Section 14.    CONSENT TO JURISDICTION; SERVICE OF PROCESS; JURY TRIAL.



(A)    EXCLUSIVE JURISDICTION. EACH GUARANTOR HEREBY IRREVOCABLY SUBMITS TO THE EXCLUSIVE JURISDICTION OF THE UNITED STATES FEDERAL OR NEW YORK STATE COURT SITTING IN NEW YORK CITY, NEW YORK IN ANY ACTION OR PROCEEDING ARISING OUT OF OR RELATING TO THIS GUARANTY OR ANY OTHER LOAN DOCUMENT, AND EACH GUARANTOR HEREBY IRREVOCABLY AGREES THAT ALL CLAIMS IN  RESPECT OF SUCH ACTION OR PROCEEDING MAY BE HEARD AND DETERMINED IN ANY SUCH COURT AND IRREVOCABLY WAIVES ANY OBJECTION IT MAY NOW OR HEREAFTER HAVE AS TO THE VENUE OF ANY SUCH SUIT, ACTION OR PROCEEDING BROUGHT IN SUCH A COURT OR THAT SUCH COURT IS AN INCONVENIENT FORUM. NOTHING HEREIN SHALL LIMIT THE RIGHT OF THE ADMINISTRATIVE AGENT OR ANY LENDER TO BRING PROCEEDINGS AGAINST ANY GUARANTOR IN THE COURTS OF ANY OTHER JURISDICTION. ANY JUDICIAL PROCEEDING BY ANY GUARANTOR AGAINST THE ADMINISTRATIVE AGENT OR ANY LENDER OR ANY AFFILIATE OF THE ADMINISTRATIVE AGENT OR ANY LENDER INVOLVING, DIRECTLY OR INDIRECTLY, ANY MATTER IN ANY WAY ARISING OUT OF, RELATED TO, OR CONNECTED WITH THIS GUARANTY OR ANY OTHER LOAN DOCUMENT SHALL BE BROUGHT ONLY IN A COURT IN NEW YORK CITY, NEW YORK.

### Requirement 1:
For each statement about the jurisdiction clause, answer yes or no according to whether it agrees with the text, and quote the deciding words: (a) Each guarantor submits to the exclusive jurisdiction of federal or state courts sitting in New York City. (b) The clause restricts the administrative agent from suing a guarantor in courts of other jurisdictions. (c) A guarantor may bring a judicial proceeding against a lender in any court it chooses.

(Rows from a layout dataset)
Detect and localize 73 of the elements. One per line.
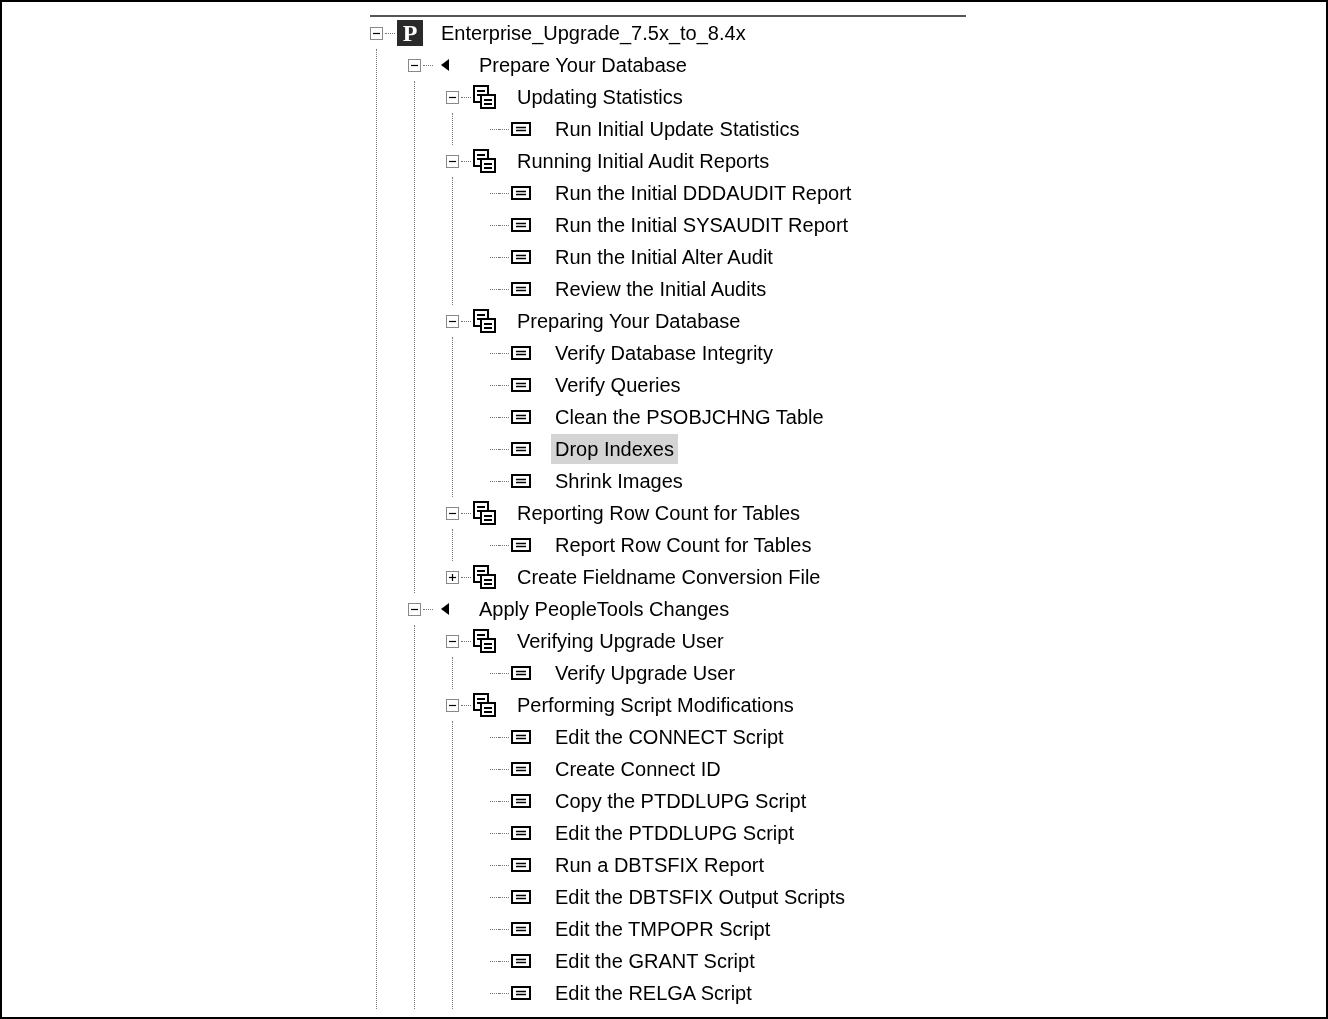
page-icon (511, 858, 531, 872)
stacked-pages-icon (473, 693, 496, 717)
page-icon (511, 538, 531, 552)
tree-item-label[interactable]: Run the Initial Alter Audit (551, 242, 777, 272)
tree-item-label[interactable]: Apply PeopleTools Changes (475, 594, 734, 624)
stacked-pages-icon (473, 85, 496, 109)
page-icon (511, 346, 531, 360)
page-icon (511, 474, 531, 488)
collapse-toggle[interactable] (446, 90, 459, 104)
tree-item-label[interactable]: Verify Queries (551, 370, 685, 400)
tree-item-label[interactable]: Report Row Count for Tables (551, 530, 816, 560)
collapse-toggle[interactable] (446, 698, 459, 712)
page-icon (511, 442, 531, 456)
tree-item-label[interactable]: Edit the PTDDLUPG Script (551, 818, 798, 848)
tree-item-label[interactable]: Updating Statistics (513, 82, 687, 112)
collapse-toggle[interactable] (408, 602, 421, 616)
tree-item-label[interactable]: Review the Initial Audits (551, 274, 771, 304)
collapse-toggle[interactable] (370, 26, 383, 40)
tree-item-label[interactable]: Copy the PTDDLUPG Script (551, 786, 811, 816)
tree-item-label[interactable]: Verify Database Integrity (551, 338, 777, 368)
page-icon (511, 794, 531, 808)
tree-item-label[interactable]: Shrink Images (551, 466, 687, 496)
tree-item-label[interactable]: Create Connect ID (551, 754, 725, 784)
tree-item-label[interactable]: Edit the RELGA Script (551, 978, 756, 1008)
tree-item-label[interactable]: Verify Upgrade User (551, 658, 740, 688)
tree-item-label[interactable]: Performing Script Modifications (513, 690, 798, 720)
tree-item-label[interactable]: Create Fieldname Conversion File (513, 562, 825, 592)
page-icon (511, 250, 531, 264)
stacked-pages-icon (473, 565, 496, 589)
tree-item-label[interactable]: Drop Indexes (551, 434, 678, 464)
tree-item-label[interactable]: Reporting Row Count for Tables (513, 498, 805, 528)
collapse-toggle[interactable] (446, 634, 459, 648)
collapse-toggle[interactable] (446, 506, 459, 520)
stacked-pages-icon (473, 149, 496, 173)
tree-item-label[interactable]: Edit the TMPOPR Script (551, 914, 775, 944)
page-icon (511, 282, 531, 296)
collapse-toggle[interactable] (446, 314, 459, 328)
stacked-pages-icon (473, 629, 496, 653)
page-icon (511, 922, 531, 936)
page-icon (511, 410, 531, 424)
stacked-pages-icon (473, 309, 496, 333)
page-icon (511, 122, 531, 136)
page-icon (511, 762, 531, 776)
page-icon (511, 954, 531, 968)
expand-toggle[interactable] (446, 570, 459, 584)
tree-item-label[interactable]: Clean the PSOBJCHNG Table (551, 402, 828, 432)
page-icon (511, 890, 531, 904)
collapse-toggle[interactable] (446, 154, 459, 168)
logo-icon: P (397, 20, 423, 46)
tree-item-label[interactable]: Run the Initial DDDAUDIT Report (551, 178, 856, 208)
triangle-icon (441, 603, 449, 615)
plus-icon (448, 572, 457, 582)
page-icon (511, 826, 531, 840)
page-icon (511, 986, 531, 1000)
page-icon (511, 186, 531, 200)
page-icon (511, 666, 531, 680)
tree-item-label[interactable]: Edit the GRANT Script (551, 946, 759, 976)
tree-item-label[interactable]: Run Initial Update Statistics (551, 114, 804, 144)
page-icon (511, 730, 531, 744)
collapse-toggle[interactable] (408, 58, 421, 72)
tree-item-label[interactable]: Edit the CONNECT Script (551, 722, 788, 752)
tree-item-label[interactable]: Edit the DBTSFIX Output Scripts (551, 882, 850, 912)
tree-item-label[interactable]: Prepare Your Database (475, 50, 691, 80)
page-icon (511, 218, 531, 232)
tree-item-label[interactable]: Run the Initial SYSAUDIT Report (551, 210, 853, 240)
stacked-pages-icon (473, 501, 496, 525)
page-icon (511, 378, 531, 392)
tree-item-label[interactable]: Run a DBTSFIX Report (551, 850, 768, 880)
tree-item-label[interactable]: Enterprise_Upgrade_7.5x_to_8.4x (437, 18, 750, 48)
tree-item-label[interactable]: Verifying Upgrade User (513, 626, 728, 656)
triangle-icon (441, 59, 449, 71)
tree-item-label[interactable]: Preparing Your Database (513, 306, 745, 336)
tree-item-label[interactable]: Running Initial Audit Reports (513, 146, 774, 176)
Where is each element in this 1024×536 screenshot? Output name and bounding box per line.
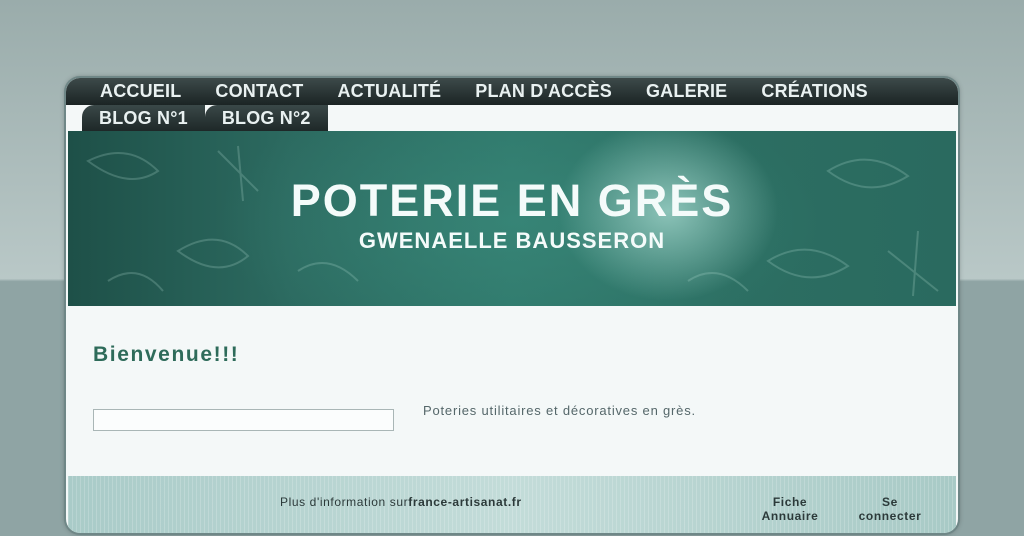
footer-info: Plus d'information surfrance-artisanat.f… bbox=[280, 495, 522, 509]
site-description: Poteries utilitaires et décoratives en g… bbox=[423, 403, 696, 418]
page-frame: ACCUEIL CONTACT ACTUALITÉ PLAN D'ACCÈS G… bbox=[66, 78, 958, 533]
login-line1: Se bbox=[882, 495, 898, 509]
nav-item-creations[interactable]: CRÉATIONS bbox=[744, 81, 884, 102]
nav-item-accueil[interactable]: ACCUEIL bbox=[66, 81, 198, 102]
nav-item-contact[interactable]: CONTACT bbox=[198, 81, 320, 102]
login-line2: connecter bbox=[858, 509, 922, 523]
fiche-annuaire-line1: Fiche bbox=[772, 495, 808, 509]
nav-item-plan-acces[interactable]: PLAN D'ACCÈS bbox=[458, 81, 629, 102]
nav-item-galerie[interactable]: GALERIE bbox=[629, 81, 744, 102]
fiche-annuaire-line2: Annuaire bbox=[761, 509, 819, 523]
footer: Plus d'information surfrance-artisanat.f… bbox=[68, 476, 956, 533]
site-title: POTERIE EN GRÈS bbox=[290, 175, 734, 226]
main-navigation: ACCUEIL CONTACT ACTUALITÉ PLAN D'ACCÈS G… bbox=[66, 78, 958, 131]
nav-item-actualite[interactable]: ACTUALITÉ bbox=[320, 81, 458, 102]
france-artisanat-link[interactable]: france-artisanat.fr bbox=[408, 495, 521, 509]
nav-item-blog-2[interactable]: BLOG N°2 bbox=[204, 105, 328, 131]
footer-info-prefix: Plus d'information sur bbox=[280, 495, 409, 509]
fiche-annuaire-link[interactable]: Fiche Annuaire bbox=[750, 495, 830, 523]
login-link[interactable]: Se connecter bbox=[850, 495, 930, 523]
search-input[interactable] bbox=[93, 409, 394, 431]
nav-row-primary: ACCUEIL CONTACT ACTUALITÉ PLAN D'ACCÈS G… bbox=[66, 78, 958, 105]
nav-item-blog-1[interactable]: BLOG N°1 bbox=[82, 105, 205, 131]
nav-row-secondary: BLOG N°1 BLOG N°2 bbox=[82, 105, 328, 131]
site-subtitle: GWENAELLE BAUSSERON bbox=[358, 228, 666, 253]
welcome-heading: Bienvenue!!! bbox=[93, 343, 240, 366]
header-banner: POTERIE EN GRÈS GWENAELLE BAUSSERON bbox=[68, 131, 956, 306]
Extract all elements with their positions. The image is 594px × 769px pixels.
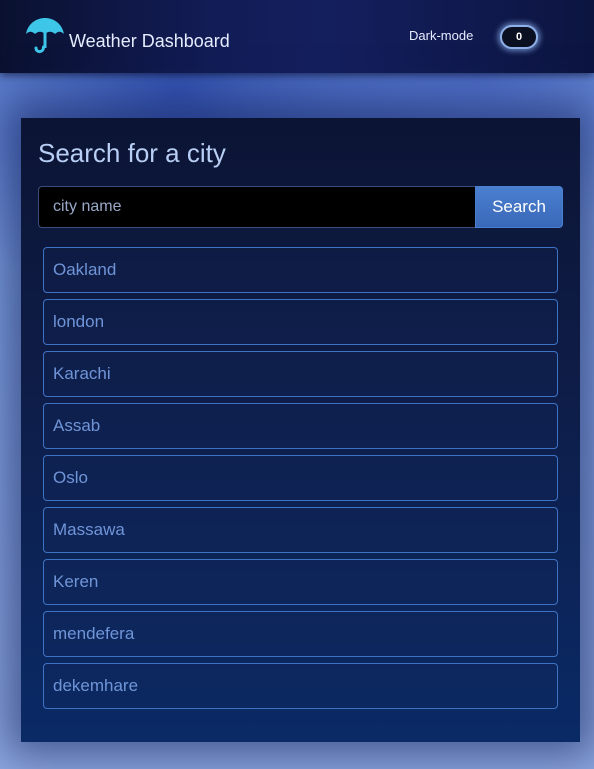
city-history-item[interactable]: Assab: [43, 403, 558, 449]
umbrella-icon: [24, 17, 66, 55]
city-search-input[interactable]: [38, 186, 475, 228]
city-history-item[interactable]: Oslo: [43, 455, 558, 501]
search-panel: Search for a city Search Oakland london …: [21, 118, 580, 742]
city-history-item[interactable]: Oakland: [43, 247, 558, 293]
city-history-item[interactable]: london: [43, 299, 558, 345]
dark-mode-label: Dark-mode: [409, 28, 474, 43]
brand-title: Weather Dashboard: [69, 30, 230, 51]
city-history-item[interactable]: dekemhare: [43, 663, 558, 709]
city-history-item[interactable]: Keren: [43, 559, 558, 605]
city-history-item[interactable]: Karachi: [43, 351, 558, 397]
search-button[interactable]: Search: [475, 186, 563, 228]
search-heading: Search for a city: [38, 138, 226, 168]
navbar: Weather Dashboard Dark-mode 0: [0, 0, 594, 73]
city-history-item[interactable]: Massawa: [43, 507, 558, 553]
city-history-item[interactable]: mendefera: [43, 611, 558, 657]
search-history-list: Oakland london Karachi Assab Oslo Massaw…: [43, 247, 558, 715]
dark-mode-toggle[interactable]: 0: [500, 25, 538, 49]
search-form: Search: [38, 186, 563, 228]
brand-link[interactable]: Weather Dashboard: [24, 16, 230, 56]
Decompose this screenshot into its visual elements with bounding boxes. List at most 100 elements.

### Requirement 2:
In the records, edit everything from the line containing "footer-info: Plus d'information" down to the line containing "fiche-annuaire-line2: Annuaire bbox=[761, 509, 819, 523]", replacing "bbox" with "bounds" and leaving all else unchanged. Return only those lines.

### Right answer 1:
(a) Yes: "EACH GUARANTOR HEREBY IRREVOCABLY SUBMITS TO THE EXCLUSIVE JURISDICTION OF THE UNITED STATES FEDERAL OR NEW YORK STATE COURT SITTING IN NEW YORK CITY, NEW YORK"
(b) No: "NOTHING HEREIN SHALL LIMIT THE RIGHT OF THE ADMINISTRATIVE AGENT OR ANY LENDER TO BRING PROCEEDINGS AGAINST ANY GUARANTOR IN THE COURTS OF ANY OTHER JURISDICTION."
(c) No: "SHALL BE BROUGHT ONLY IN A COURT IN NEW YORK CITY, NEW YORK."

### Right answer 2:
footer-info: Plus d'information surfrance-artisanat.f… bounds=[280, 495, 522, 509]
site-description: Poteries utilitaires et décoratives en g… bounds=[423, 403, 696, 418]
page-frame: ACCUEIL CONTACT ACTUALITÉ PLAN D'ACCÈS G… bounds=[66, 78, 958, 533]
login-line1: Se bounds=[882, 495, 898, 509]
nav-item-creations[interactable]: CRÉATIONS bounds=[744, 81, 884, 102]
nav-item-accueil[interactable]: ACCUEIL bounds=[66, 81, 198, 102]
nav-item-contact[interactable]: CONTACT bounds=[198, 81, 320, 102]
login-line2: connecter bounds=[858, 509, 922, 523]
fiche-annuaire-line1: Fiche bounds=[772, 495, 808, 509]
nav-item-plan-acces[interactable]: PLAN D'ACCÈS bounds=[458, 81, 629, 102]
nav-item-galerie[interactable]: GALERIE bounds=[629, 81, 744, 102]
fiche-annuaire-line2: Annuaire bounds=[761, 509, 819, 523]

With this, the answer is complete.